* BEGIN EXTRACTED MATERIAL *
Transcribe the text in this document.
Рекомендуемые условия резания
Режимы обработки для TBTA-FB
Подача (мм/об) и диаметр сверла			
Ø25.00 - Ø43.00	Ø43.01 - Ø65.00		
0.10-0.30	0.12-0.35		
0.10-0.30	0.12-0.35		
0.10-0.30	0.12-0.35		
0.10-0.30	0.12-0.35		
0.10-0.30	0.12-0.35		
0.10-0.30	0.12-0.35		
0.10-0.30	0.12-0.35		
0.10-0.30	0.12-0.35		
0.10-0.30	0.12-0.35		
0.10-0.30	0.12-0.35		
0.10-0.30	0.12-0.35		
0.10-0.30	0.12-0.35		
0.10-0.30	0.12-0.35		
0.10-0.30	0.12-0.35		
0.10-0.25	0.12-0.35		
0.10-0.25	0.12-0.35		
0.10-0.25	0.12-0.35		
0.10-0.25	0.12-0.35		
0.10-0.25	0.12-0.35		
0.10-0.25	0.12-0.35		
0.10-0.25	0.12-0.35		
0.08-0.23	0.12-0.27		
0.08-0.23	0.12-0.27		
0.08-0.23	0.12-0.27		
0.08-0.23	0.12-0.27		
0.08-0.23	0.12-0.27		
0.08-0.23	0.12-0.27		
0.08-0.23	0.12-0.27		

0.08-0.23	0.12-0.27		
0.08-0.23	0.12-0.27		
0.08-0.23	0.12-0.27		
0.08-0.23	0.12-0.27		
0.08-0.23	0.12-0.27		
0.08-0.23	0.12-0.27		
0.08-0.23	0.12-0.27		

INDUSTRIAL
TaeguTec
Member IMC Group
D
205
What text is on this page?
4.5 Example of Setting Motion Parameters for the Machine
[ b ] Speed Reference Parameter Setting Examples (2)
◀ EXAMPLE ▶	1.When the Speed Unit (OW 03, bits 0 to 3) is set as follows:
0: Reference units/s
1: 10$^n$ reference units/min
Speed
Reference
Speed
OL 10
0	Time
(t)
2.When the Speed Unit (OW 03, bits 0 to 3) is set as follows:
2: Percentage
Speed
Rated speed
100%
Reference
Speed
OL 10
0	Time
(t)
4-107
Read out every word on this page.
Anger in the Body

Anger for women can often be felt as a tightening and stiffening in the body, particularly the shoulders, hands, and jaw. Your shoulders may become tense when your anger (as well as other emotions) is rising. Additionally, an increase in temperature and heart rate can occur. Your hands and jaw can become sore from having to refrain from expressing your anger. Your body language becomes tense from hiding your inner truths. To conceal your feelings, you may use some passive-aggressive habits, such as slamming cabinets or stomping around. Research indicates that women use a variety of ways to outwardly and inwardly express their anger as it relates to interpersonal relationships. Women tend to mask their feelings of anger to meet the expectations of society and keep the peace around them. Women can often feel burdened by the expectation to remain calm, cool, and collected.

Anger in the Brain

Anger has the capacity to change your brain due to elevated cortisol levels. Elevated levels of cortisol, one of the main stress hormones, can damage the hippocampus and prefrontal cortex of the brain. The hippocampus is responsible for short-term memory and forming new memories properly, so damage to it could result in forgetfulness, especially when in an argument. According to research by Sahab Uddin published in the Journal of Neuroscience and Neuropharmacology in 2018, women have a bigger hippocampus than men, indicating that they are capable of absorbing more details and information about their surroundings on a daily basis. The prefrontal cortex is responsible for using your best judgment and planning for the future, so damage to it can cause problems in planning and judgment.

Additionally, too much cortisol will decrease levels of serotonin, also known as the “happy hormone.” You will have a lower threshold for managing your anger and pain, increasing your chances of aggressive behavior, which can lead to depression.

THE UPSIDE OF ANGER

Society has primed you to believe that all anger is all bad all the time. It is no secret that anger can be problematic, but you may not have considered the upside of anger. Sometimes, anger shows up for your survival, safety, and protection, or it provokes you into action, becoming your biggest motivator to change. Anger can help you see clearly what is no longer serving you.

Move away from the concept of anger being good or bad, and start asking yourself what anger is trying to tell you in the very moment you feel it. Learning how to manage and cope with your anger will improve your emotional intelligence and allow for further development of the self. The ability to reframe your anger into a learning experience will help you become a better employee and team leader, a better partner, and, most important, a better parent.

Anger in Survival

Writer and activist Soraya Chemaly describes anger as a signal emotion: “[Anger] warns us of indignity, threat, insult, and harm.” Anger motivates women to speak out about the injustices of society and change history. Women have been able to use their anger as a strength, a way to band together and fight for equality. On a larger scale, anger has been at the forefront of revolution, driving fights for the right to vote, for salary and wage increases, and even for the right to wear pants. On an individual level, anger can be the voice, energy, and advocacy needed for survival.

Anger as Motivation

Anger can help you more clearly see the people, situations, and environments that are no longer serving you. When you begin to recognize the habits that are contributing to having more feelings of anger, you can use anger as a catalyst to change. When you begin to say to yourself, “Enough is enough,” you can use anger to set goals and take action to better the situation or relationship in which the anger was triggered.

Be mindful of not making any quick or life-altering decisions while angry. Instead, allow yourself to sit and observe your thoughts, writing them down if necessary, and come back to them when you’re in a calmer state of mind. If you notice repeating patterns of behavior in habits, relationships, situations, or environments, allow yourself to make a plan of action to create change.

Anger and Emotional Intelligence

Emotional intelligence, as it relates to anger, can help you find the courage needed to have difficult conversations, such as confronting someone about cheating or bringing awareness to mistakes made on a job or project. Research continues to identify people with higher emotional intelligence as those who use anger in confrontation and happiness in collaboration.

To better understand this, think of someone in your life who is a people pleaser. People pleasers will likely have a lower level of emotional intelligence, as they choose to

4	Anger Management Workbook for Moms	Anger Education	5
* END EXTRACTED MATERIAL *
◆ WHAT YOU SHOULD DO:
Each line of the material should be echoed exactly.

◆ FINISHED ANSWER:
Transcribe the text in this document.
Рекомендуемые условия резания
Режимы обработки для TBTA-FB
Подача (мм/об) и диаметр сверла			
Ø25.00 - Ø43.00	Ø43.01 - Ø65.00		
0.10-0.30	0.12-0.35		
0.10-0.30	0.12-0.35		
0.10-0.30	0.12-0.35		
0.10-0.30	0.12-0.35		
0.10-0.30	0.12-0.35		
0.10-0.30	0.12-0.35		
0.10-0.30	0.12-0.35		
0.10-0.30	0.12-0.35		
0.10-0.30	0.12-0.35		
0.10-0.30	0.12-0.35		
0.10-0.30	0.12-0.35		
0.10-0.30	0.12-0.35		
0.10-0.30	0.12-0.35		
0.10-0.30	0.12-0.35		
0.10-0.25	0.12-0.35		
0.10-0.25	0.12-0.35		
0.10-0.25	0.12-0.35		
0.10-0.25	0.12-0.35		
0.10-0.25	0.12-0.35		
0.10-0.25	0.12-0.35		
0.10-0.25	0.12-0.35		
0.08-0.23	0.12-0.27		
0.08-0.23	0.12-0.27		
0.08-0.23	0.12-0.27		
0.08-0.23	0.12-0.27		
0.08-0.23	0.12-0.27		
0.08-0.23	0.12-0.27		
0.08-0.23	0.12-0.27		

0.08-0.23	0.12-0.27		
0.08-0.23	0.12-0.27		
0.08-0.23	0.12-0.27		
0.08-0.23	0.12-0.27		
0.08-0.23	0.12-0.27		
0.08-0.23	0.12-0.27		
0.08-0.23	0.12-0.27		

INDUSTRIAL
TaeguTec
Member IMC Group
D
205
What text is on this page?
4.5 Example of Setting Motion Parameters for the Machine
[ b ] Speed Reference Parameter Setting Examples (2)
◀ EXAMPLE ▶	1.When the Speed Unit (OW 03, bits 0 to 3) is set as follows:
0: Reference units/s
1: 10$^n$ reference units/min
Speed
Reference
Speed
OL 10
0	Time
(t)
2.When the Speed Unit (OW 03, bits 0 to 3) is set as follows:
2: Percentage
Speed
Rated speed
100%
Reference
Speed
OL 10
0	Time
(t)
4-107
Read out every word on this page.
Anger in the Body

Anger for women can often be felt as a tightening and stiffening in the body, particularly the shoulders, hands, and jaw. Your shoulders may become tense when your anger (as well as other emotions) is rising. Additionally, an increase in temperature and heart rate can occur. Your hands and jaw can become sore from having to refrain from expressing your anger. Your body language becomes tense from hiding your inner truths. To conceal your feelings, you may use some passive-aggressive habits, such as slamming cabinets or stomping around. Research indicates that women use a variety of ways to outwardly and inwardly express their anger as it relates to interpersonal relationships. Women tend to mask their feelings of anger to meet the expectations of society and keep the peace around them. Women can often feel burdened by the expectation to remain calm, cool, and collected.

Anger in the Brain

Anger has the capacity to change your brain due to elevated cortisol levels. Elevated levels of cortisol, one of the main stress hormones, can damage the hippocampus and prefrontal cortex of the brain. The hippocampus is responsible for short-term memory and forming new memories properly, so damage to it could result in forgetfulness, especially when in an argument. According to research by Sahab Uddin published in the Journal of Neuroscience and Neuropharmacology in 2018, women have a bigger hippocampus than men, indicating that they are capable of absorbing more details and information about their surroundings on a daily basis. The prefrontal cortex is responsible for using your best judgment and planning for the future, so damage to it can cause problems in planning and judgment.

Additionally, too much cortisol will decrease levels of serotonin, also known as the “happy hormone.” You will have a lower threshold for managing your anger and pain, increasing your chances of aggressive behavior, which can lead to depression.

THE UPSIDE OF ANGER

Society has primed you to believe that all anger is all bad all the time. It is no secret that anger can be problematic, but you may not have considered the upside of anger. Sometimes, anger shows up for your survival, safety, and protection, or it provokes you into action, becoming your biggest motivator to change. Anger can help you see clearly what is no longer serving you.

Move away from the concept of anger being good or bad, and start asking yourself what anger is trying to tell you in the very moment you feel it. Learning how to manage and cope with your anger will improve your emotional intelligence and allow for further development of the self. The ability to reframe your anger into a learning experience will help you become a better employee and team leader, a better partner, and, most important, a better parent.

Anger in Survival

Writer and activist Soraya Chemaly describes anger as a signal emotion: “[Anger] warns us of indignity, threat, insult, and harm.” Anger motivates women to speak out about the injustices of society and change history. Women have been able to use their anger as a strength, a way to band together and fight for equality. On a larger scale, anger has been at the forefront of revolution, driving fights for the right to vote, for salary and wage increases, and even for the right to wear pants. On an individual level, anger can be the voice, energy, and advocacy needed for survival.

Anger as Motivation

Anger can help you more clearly see the people, situations, and environments that are no longer serving you. When you begin to recognize the habits that are contributing to having more feelings of anger, you can use anger as a catalyst to change. When you begin to say to yourself, “Enough is enough,” you can use anger to set goals and take action to better the situation or relationship in which the anger was triggered.

Be mindful of not making any quick or life-altering decisions while angry. Instead, allow yourself to sit and observe your thoughts, writing them down if necessary, and come back to them when you’re in a calmer state of mind. If you notice repeating patterns of behavior in habits, relationships, situations, or environments, allow yourself to make a plan of action to create change.

Anger and Emotional Intelligence

Emotional intelligence, as it relates to anger, can help you find the courage needed to have difficult conversations, such as confronting someone about cheating or bringing awareness to mistakes made on a job or project. Research continues to identify people with higher emotional intelligence as those who use anger in confrontation and happiness in collaboration.

To better understand this, think of someone in your life who is a people pleaser. People pleasers will likely have a lower level of emotional intelligence, as they choose to

4	Anger Management Workbook for Moms	Anger Education	5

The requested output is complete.